> _Dataset records_
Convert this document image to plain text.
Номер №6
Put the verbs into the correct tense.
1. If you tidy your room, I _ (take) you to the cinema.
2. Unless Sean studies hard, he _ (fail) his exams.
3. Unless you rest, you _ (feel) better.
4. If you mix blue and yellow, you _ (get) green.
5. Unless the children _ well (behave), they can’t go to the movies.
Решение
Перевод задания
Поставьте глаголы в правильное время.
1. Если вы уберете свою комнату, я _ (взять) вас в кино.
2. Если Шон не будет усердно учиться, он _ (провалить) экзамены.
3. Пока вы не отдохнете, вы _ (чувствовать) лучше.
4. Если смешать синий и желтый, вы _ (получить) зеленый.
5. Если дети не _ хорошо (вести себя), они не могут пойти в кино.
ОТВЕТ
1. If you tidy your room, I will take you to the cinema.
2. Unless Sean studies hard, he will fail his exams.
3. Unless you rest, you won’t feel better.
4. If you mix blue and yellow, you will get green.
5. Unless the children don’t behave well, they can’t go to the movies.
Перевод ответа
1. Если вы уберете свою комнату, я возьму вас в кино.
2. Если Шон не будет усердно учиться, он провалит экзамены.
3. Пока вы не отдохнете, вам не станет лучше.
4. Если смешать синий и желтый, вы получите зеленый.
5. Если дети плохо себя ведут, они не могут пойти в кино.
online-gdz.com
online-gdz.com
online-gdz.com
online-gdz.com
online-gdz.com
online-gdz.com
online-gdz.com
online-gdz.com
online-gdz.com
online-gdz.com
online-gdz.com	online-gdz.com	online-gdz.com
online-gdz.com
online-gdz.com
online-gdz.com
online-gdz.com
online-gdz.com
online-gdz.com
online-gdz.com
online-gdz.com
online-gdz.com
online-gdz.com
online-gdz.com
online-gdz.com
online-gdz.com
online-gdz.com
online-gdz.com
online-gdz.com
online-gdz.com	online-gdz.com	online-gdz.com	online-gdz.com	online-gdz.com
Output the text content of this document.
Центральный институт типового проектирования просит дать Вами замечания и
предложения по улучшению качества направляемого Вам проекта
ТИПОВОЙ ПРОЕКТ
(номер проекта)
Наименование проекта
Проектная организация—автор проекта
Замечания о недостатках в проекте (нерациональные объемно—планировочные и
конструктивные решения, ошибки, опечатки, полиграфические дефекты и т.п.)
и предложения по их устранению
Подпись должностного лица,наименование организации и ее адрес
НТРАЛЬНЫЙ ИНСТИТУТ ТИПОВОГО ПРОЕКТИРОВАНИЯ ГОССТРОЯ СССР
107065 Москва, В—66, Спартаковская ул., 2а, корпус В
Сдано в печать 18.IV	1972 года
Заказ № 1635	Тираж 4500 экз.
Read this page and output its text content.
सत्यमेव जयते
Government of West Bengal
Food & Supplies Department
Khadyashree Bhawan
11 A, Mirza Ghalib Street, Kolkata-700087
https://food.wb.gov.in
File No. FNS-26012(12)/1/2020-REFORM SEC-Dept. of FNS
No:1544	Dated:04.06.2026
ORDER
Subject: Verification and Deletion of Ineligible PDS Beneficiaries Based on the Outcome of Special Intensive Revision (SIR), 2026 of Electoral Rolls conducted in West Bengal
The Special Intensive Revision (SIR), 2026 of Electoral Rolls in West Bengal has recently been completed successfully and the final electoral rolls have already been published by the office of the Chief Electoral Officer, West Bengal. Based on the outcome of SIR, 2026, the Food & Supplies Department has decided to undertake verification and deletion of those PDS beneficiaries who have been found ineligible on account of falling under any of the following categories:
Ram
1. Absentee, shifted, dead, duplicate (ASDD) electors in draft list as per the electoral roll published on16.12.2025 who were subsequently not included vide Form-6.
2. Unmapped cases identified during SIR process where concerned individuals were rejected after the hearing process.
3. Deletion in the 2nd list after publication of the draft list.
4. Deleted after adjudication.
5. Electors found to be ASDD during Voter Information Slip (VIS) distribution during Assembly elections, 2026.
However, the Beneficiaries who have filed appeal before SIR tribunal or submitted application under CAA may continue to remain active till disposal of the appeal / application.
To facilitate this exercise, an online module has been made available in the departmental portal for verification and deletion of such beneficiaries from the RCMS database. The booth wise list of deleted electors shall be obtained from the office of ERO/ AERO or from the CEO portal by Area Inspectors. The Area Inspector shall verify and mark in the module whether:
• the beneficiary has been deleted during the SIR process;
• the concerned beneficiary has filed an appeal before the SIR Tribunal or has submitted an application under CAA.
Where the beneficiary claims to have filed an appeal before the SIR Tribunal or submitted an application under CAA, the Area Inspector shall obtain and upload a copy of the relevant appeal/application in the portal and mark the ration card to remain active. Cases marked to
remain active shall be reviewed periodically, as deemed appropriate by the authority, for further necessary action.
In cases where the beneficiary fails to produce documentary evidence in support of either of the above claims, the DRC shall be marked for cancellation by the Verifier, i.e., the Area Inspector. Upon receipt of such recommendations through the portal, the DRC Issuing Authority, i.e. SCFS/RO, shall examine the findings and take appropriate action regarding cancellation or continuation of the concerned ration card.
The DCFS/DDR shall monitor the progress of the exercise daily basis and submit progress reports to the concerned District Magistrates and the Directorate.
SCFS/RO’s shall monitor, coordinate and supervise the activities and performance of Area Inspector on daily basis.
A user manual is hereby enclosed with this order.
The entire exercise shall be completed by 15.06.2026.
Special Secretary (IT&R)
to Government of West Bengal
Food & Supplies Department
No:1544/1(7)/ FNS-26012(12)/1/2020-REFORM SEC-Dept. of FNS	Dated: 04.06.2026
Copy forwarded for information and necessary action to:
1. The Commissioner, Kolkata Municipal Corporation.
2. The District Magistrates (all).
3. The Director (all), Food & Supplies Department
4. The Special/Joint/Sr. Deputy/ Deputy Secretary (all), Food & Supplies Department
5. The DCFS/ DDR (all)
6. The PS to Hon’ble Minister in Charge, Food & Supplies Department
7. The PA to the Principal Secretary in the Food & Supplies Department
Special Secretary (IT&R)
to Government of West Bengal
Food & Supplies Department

> _What the task requires_
Some lines of the records may hold the word "will". How many do? Answer with a number and nothing else.

> _Reply_
3